Locate the word "angle" in the material, then show every line that holds it.
════
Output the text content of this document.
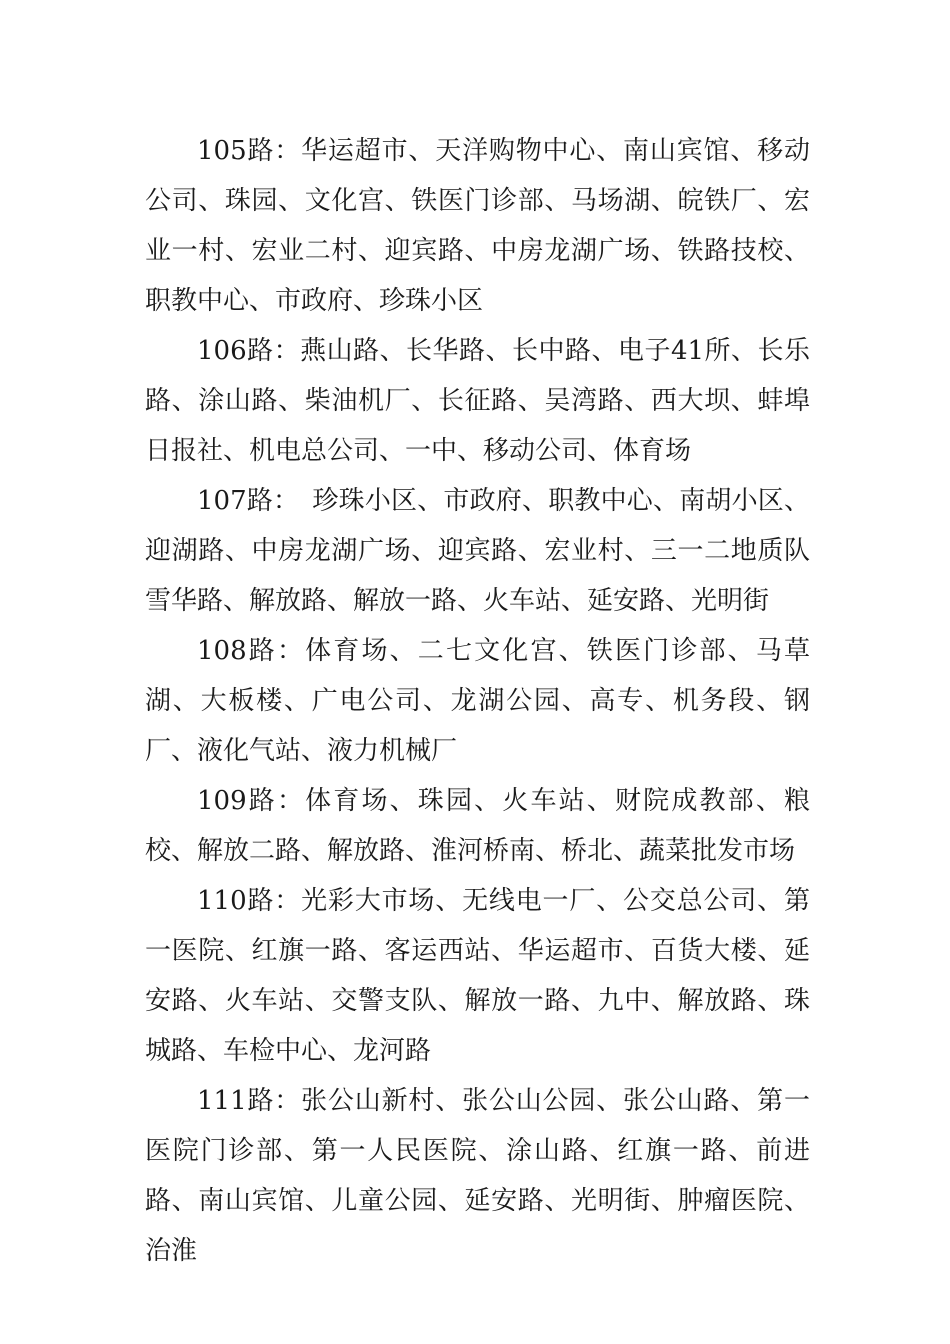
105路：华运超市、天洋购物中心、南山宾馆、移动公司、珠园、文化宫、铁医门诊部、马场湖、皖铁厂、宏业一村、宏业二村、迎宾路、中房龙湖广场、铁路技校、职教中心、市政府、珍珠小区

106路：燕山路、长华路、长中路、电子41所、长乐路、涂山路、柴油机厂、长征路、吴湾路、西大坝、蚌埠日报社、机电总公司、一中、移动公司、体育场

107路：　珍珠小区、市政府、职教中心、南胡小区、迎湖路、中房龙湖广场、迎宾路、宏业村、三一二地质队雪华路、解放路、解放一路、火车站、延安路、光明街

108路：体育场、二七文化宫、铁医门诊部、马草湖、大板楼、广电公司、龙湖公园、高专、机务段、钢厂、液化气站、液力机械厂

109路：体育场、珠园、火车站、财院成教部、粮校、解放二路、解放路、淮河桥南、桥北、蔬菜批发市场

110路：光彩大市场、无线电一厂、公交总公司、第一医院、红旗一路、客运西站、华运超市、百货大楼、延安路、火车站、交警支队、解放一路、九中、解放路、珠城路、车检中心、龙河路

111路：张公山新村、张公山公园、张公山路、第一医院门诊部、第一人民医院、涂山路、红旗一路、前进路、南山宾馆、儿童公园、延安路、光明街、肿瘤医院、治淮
════
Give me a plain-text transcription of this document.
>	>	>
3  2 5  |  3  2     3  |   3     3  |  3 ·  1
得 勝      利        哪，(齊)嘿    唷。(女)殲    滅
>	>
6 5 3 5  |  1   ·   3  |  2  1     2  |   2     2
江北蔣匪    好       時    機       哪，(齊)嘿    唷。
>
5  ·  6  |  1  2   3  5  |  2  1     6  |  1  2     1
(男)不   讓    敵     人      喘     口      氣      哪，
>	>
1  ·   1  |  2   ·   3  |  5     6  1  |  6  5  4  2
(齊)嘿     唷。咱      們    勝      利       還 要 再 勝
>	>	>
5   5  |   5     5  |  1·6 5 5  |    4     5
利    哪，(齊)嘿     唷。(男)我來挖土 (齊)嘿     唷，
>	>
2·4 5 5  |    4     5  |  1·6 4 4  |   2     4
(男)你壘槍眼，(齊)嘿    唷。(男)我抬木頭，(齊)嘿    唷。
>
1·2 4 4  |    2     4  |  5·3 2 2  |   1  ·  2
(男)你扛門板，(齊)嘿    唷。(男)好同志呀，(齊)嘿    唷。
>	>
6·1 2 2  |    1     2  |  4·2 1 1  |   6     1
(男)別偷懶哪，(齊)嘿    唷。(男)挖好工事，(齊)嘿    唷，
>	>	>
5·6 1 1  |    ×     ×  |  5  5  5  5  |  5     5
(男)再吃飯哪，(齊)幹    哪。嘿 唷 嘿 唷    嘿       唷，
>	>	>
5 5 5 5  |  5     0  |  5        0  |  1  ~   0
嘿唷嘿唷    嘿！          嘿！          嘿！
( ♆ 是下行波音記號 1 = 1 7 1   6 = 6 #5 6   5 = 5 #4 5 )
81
════
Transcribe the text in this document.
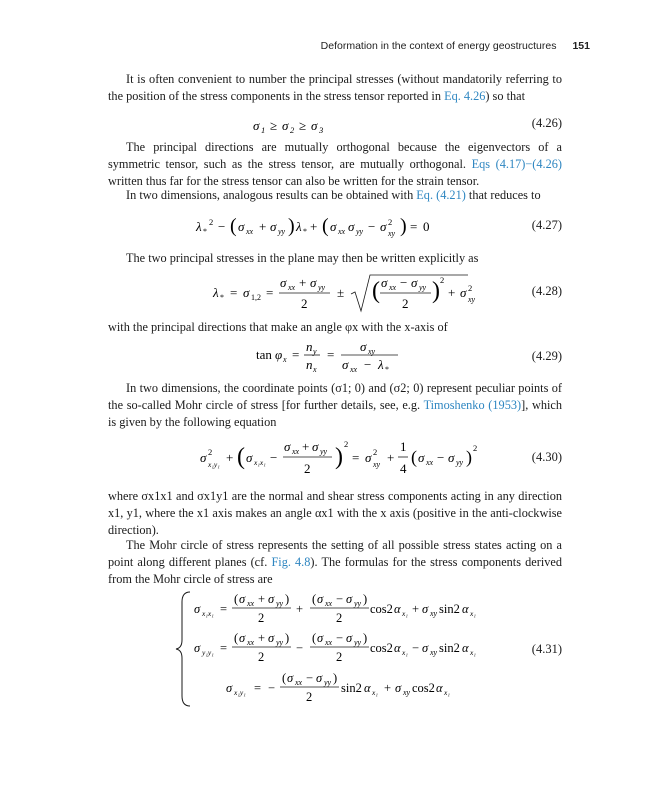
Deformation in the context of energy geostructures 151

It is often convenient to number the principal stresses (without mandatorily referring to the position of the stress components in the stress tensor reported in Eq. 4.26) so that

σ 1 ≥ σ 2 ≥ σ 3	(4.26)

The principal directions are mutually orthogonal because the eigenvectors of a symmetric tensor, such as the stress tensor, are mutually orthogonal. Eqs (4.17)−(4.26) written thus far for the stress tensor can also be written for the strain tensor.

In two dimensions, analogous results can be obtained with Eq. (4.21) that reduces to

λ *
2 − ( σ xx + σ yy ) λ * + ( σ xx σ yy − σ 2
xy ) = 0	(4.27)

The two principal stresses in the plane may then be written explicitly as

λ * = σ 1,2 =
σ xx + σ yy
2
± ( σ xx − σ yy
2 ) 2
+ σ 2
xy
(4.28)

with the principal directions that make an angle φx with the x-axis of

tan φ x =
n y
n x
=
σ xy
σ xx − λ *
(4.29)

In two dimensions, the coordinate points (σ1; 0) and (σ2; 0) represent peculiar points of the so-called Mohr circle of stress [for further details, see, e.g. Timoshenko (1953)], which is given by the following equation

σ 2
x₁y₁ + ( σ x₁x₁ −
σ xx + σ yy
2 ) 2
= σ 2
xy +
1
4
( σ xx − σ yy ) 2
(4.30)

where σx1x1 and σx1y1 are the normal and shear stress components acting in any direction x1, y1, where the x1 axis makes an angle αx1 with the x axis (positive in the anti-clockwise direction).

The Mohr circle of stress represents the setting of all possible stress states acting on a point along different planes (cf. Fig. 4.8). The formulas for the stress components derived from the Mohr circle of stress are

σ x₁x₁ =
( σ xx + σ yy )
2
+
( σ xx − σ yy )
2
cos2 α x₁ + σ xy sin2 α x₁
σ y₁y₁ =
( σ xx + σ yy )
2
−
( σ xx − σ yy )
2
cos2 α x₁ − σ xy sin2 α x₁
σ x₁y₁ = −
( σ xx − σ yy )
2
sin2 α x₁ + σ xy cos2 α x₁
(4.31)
════
§ **REPLY**:
with the principal directions that make an angle φx with the x-axis of
where σx1x1 and σx1y1 are the normal and shear stress components acting in any direction x1, y1, where the x1 axis makes an angle αx1 with the x axis (positive in the anti-clockwise direction).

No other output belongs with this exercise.